■ DIRECTIONS:
Reproduce all records exactly.

[Data records]
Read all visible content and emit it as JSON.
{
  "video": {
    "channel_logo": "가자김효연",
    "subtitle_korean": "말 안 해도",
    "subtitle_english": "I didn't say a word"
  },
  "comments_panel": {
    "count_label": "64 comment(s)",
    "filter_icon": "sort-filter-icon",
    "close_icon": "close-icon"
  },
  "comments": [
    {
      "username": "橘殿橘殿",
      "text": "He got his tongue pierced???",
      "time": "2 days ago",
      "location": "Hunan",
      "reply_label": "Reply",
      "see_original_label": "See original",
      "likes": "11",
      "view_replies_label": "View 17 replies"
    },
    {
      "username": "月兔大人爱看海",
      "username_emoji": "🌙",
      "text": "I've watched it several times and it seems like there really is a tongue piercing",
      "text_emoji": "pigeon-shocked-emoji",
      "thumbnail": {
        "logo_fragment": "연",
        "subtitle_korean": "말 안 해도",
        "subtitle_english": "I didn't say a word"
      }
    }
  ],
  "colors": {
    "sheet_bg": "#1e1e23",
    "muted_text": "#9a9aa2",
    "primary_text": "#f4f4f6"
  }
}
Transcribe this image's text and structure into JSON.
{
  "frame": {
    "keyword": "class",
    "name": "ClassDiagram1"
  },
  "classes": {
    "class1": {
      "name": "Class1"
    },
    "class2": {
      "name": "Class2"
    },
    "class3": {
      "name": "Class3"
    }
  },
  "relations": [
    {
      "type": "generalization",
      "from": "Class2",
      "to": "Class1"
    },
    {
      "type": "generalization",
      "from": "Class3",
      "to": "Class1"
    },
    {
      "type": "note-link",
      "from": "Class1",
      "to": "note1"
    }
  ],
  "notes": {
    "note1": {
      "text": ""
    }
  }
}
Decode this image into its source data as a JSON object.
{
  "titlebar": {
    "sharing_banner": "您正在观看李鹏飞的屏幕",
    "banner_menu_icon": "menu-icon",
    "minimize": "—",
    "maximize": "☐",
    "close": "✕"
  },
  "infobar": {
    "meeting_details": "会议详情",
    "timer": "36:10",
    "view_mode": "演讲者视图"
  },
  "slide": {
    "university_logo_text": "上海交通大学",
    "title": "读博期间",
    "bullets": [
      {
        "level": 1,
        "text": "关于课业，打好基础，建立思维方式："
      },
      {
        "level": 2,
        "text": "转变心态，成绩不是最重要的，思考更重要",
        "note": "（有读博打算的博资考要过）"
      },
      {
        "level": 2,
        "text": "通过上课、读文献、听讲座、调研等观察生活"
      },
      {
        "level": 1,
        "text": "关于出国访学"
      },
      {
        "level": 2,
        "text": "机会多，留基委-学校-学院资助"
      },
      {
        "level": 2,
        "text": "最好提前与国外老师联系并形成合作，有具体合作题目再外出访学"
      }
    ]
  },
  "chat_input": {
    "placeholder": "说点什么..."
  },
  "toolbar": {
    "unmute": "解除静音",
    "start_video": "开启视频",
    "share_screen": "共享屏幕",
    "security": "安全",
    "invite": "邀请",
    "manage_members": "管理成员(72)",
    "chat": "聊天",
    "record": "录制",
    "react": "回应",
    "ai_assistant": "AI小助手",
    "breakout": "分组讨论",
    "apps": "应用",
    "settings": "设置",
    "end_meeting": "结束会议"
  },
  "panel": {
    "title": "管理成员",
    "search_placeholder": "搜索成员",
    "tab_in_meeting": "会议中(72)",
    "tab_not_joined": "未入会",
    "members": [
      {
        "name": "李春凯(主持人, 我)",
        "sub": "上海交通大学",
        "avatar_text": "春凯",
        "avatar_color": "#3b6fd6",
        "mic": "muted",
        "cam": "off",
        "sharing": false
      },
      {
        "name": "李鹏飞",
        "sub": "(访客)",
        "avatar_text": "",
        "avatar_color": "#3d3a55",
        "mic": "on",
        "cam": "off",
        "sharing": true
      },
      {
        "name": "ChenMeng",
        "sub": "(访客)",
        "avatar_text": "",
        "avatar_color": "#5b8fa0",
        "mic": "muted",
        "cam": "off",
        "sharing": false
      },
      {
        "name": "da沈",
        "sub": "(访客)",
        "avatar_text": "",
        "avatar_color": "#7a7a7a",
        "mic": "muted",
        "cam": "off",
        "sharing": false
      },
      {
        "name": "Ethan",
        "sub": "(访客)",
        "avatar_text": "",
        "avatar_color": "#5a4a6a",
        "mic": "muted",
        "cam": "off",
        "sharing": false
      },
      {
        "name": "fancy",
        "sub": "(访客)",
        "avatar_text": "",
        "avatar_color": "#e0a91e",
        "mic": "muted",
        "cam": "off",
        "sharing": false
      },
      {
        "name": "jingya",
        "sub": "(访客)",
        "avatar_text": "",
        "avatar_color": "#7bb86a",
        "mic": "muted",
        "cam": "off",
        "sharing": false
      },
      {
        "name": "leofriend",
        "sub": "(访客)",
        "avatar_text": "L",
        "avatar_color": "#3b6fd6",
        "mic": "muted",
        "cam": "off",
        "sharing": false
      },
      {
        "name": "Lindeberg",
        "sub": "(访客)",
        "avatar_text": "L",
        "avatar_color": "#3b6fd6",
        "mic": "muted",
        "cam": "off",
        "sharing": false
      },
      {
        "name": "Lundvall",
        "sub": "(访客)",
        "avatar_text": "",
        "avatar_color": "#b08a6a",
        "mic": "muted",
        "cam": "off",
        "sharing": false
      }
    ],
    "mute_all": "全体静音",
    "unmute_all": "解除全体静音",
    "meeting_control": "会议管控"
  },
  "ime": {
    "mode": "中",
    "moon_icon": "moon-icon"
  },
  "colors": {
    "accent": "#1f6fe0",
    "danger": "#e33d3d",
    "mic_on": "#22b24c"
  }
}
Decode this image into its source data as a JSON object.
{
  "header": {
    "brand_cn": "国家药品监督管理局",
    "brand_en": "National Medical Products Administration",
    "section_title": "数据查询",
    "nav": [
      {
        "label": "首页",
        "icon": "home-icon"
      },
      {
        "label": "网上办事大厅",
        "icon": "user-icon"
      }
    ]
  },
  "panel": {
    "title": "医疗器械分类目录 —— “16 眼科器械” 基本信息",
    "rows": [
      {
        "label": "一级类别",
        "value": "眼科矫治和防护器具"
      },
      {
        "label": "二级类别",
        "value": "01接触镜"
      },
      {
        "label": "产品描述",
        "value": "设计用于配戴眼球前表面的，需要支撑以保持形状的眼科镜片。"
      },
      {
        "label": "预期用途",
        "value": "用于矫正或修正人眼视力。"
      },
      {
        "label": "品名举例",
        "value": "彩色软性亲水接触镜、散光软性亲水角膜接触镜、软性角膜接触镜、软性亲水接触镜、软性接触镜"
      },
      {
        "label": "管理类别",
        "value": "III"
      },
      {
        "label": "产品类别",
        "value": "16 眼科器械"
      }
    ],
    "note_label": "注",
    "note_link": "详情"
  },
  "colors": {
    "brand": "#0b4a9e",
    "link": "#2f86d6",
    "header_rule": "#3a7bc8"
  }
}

■ CORRECT ANSWER:
Read all visible content and emit it as JSON.
{
  "video": {
    "channel_logo": "가자김효연",
    "subtitle_korean": "말 안 해도",
    "subtitle_english": "I didn't say a word"
  },
  "comments_panel": {
    "count_label": "64 comment(s)",
    "filter_icon": "sort-filter-icon",
    "close_icon": "close-icon"
  },
  "comments": [
    {
      "username": "橘殿橘殿",
      "text": "He got his tongue pierced???",
      "time": "2 days ago",
      "location": "Hunan",
      "reply_label": "Reply",
      "see_original_label": "See original",
      "likes": "11",
      "view_replies_label": "View 17 replies"
    },
    {
      "username": "月兔大人爱看海",
      "username_emoji": "🌙",
      "text": "I've watched it several times and it seems like there really is a tongue piercing",
      "text_emoji": "pigeon-shocked-emoji",
      "thumbnail": {
        "logo_fragment": "연",
        "subtitle_korean": "말 안 해도",
        "subtitle_english": "I didn't say a word"
      }
    }
  ],
  "colors": {
    "sheet_bg": "#1e1e23",
    "muted_text": "#9a9aa2",
    "primary_text": "#f4f4f6"
  }
}
Transcribe this image's text and structure into JSON.
{
  "frame": {
    "keyword": "class",
    "name": "ClassDiagram1"
  },
  "classes": {
    "class1": {
      "name": "Class1"
    },
    "class2": {
      "name": "Class2"
    },
    "class3": {
      "name": "Class3"
    }
  },
  "relations": [
    {
      "type": "generalization",
      "from": "Class2",
      "to": "Class1"
    },
    {
      "type": "generalization",
      "from": "Class3",
      "to": "Class1"
    },
    {
      "type": "note-link",
      "from": "Class1",
      "to": "note1"
    }
  ],
  "notes": {
    "note1": {
      "text": ""
    }
  }
}
Decode this image into its source data as a JSON object.
{
  "titlebar": {
    "sharing_banner": "您正在观看李鹏飞的屏幕",
    "banner_menu_icon": "menu-icon",
    "minimize": "—",
    "maximize": "☐",
    "close": "✕"
  },
  "infobar": {
    "meeting_details": "会议详情",
    "timer": "36:10",
    "view_mode": "演讲者视图"
  },
  "slide": {
    "university_logo_text": "上海交通大学",
    "title": "读博期间",
    "bullets": [
      {
        "level": 1,
        "text": "关于课业，打好基础，建立思维方式："
      },
      {
        "level": 2,
        "text": "转变心态，成绩不是最重要的，思考更重要",
        "note": "（有读博打算的博资考要过）"
      },
      {
        "level": 2,
        "text": "通过上课、读文献、听讲座、调研等观察生活"
      },
      {
        "level": 1,
        "text": "关于出国访学"
      },
      {
        "level": 2,
        "text": "机会多，留基委-学校-学院资助"
      },
      {
        "level": 2,
        "text": "最好提前与国外老师联系并形成合作，有具体合作题目再外出访学"
      }
    ]
  },
  "chat_input": {
    "placeholder": "说点什么..."
  },
  "toolbar": {
    "unmute": "解除静音",
    "start_video": "开启视频",
    "share_screen": "共享屏幕",
    "security": "安全",
    "invite": "邀请",
    "manage_members": "管理成员(72)",
    "chat": "聊天",
    "record": "录制",
    "react": "回应",
    "ai_assistant": "AI小助手",
    "breakout": "分组讨论",
    "apps": "应用",
    "settings": "设置",
    "end_meeting": "结束会议"
  },
  "panel": {
    "title": "管理成员",
    "search_placeholder": "搜索成员",
    "tab_in_meeting": "会议中(72)",
    "tab_not_joined": "未入会",
    "members": [
      {
        "name": "李春凯(主持人, 我)",
        "sub": "上海交通大学",
        "avatar_text": "春凯",
        "avatar_color": "#3b6fd6",
        "mic": "muted",
        "cam": "off",
        "sharing": false
      },
      {
        "name": "李鹏飞",
        "sub": "(访客)",
        "avatar_text": "",
        "avatar_color": "#3d3a55",
        "mic": "on",
        "cam": "off",
        "sharing": true
      },
      {
        "name": "ChenMeng",
        "sub": "(访客)",
        "avatar_text": "",
        "avatar_color": "#5b8fa0",
        "mic": "muted",
        "cam": "off",
        "sharing": false
      },
      {
        "name": "da沈",
        "sub": "(访客)",
        "avatar_text": "",
        "avatar_color": "#7a7a7a",
        "mic": "muted",
        "cam": "off",
        "sharing": false
      },
      {
        "name": "Ethan",
        "sub": "(访客)",
        "avatar_text": "",
        "avatar_color": "#5a4a6a",
        "mic": "muted",
        "cam": "off",
        "sharing": false
      },
      {
        "name": "fancy",
        "sub": "(访客)",
        "avatar_text": "",
        "avatar_color": "#e0a91e",
        "mic": "muted",
        "cam": "off",
        "sharing": false
      },
      {
        "name": "jingya",
        "sub": "(访客)",
        "avatar_text": "",
        "avatar_color": "#7bb86a",
        "mic": "muted",
        "cam": "off",
        "sharing": false
      },
      {
        "name": "leofriend",
        "sub": "(访客)",
        "avatar_text": "L",
        "avatar_color": "#3b6fd6",
        "mic": "muted",
        "cam": "off",
        "sharing": false
      },
      {
        "name": "Lindeberg",
        "sub": "(访客)",
        "avatar_text": "L",
        "avatar_color": "#3b6fd6",
        "mic": "muted",
        "cam": "off",
        "sharing": false
      },
      {
        "name": "Lundvall",
        "sub": "(访客)",
        "avatar_text": "",
        "avatar_color": "#b08a6a",
        "mic": "muted",
        "cam": "off",
        "sharing": false
      }
    ],
    "mute_all": "全体静音",
    "unmute_all": "解除全体静音",
    "meeting_control": "会议管控"
  },
  "ime": {
    "mode": "中",
    "moon_icon": "moon-icon"
  },
  "colors": {
    "accent": "#1f6fe0",
    "danger": "#e33d3d",
    "mic_on": "#22b24c"
  }
}
Decode this image into its source data as a JSON object.
{
  "header": {
    "brand_cn": "国家药品监督管理局",
    "brand_en": "National Medical Products Administration",
    "section_title": "数据查询",
    "nav": [
      {
        "label": "首页",
        "icon": "home-icon"
      },
      {
        "label": "网上办事大厅",
        "icon": "user-icon"
      }
    ]
  },
  "panel": {
    "title": "医疗器械分类目录 —— “16 眼科器械” 基本信息",
    "rows": [
      {
        "label": "一级类别",
        "value": "眼科矫治和防护器具"
      },
      {
        "label": "二级类别",
        "value": "01接触镜"
      },
      {
        "label": "产品描述",
        "value": "设计用于配戴眼球前表面的，需要支撑以保持形状的眼科镜片。"
      },
      {
        "label": "预期用途",
        "value": "用于矫正或修正人眼视力。"
      },
      {
        "label": "品名举例",
        "value": "彩色软性亲水接触镜、散光软性亲水角膜接触镜、软性角膜接触镜、软性亲水接触镜、软性接触镜"
      },
      {
        "label": "管理类别",
        "value": "III"
      },
      {
        "label": "产品类别",
        "value": "16 眼科器械"
      }
    ],
    "note_label": "注",
    "note_link": "详情"
  },
  "colors": {
    "brand": "#0b4a9e",
    "link": "#2f86d6",
    "header_rule": "#3a7bc8"
  }
}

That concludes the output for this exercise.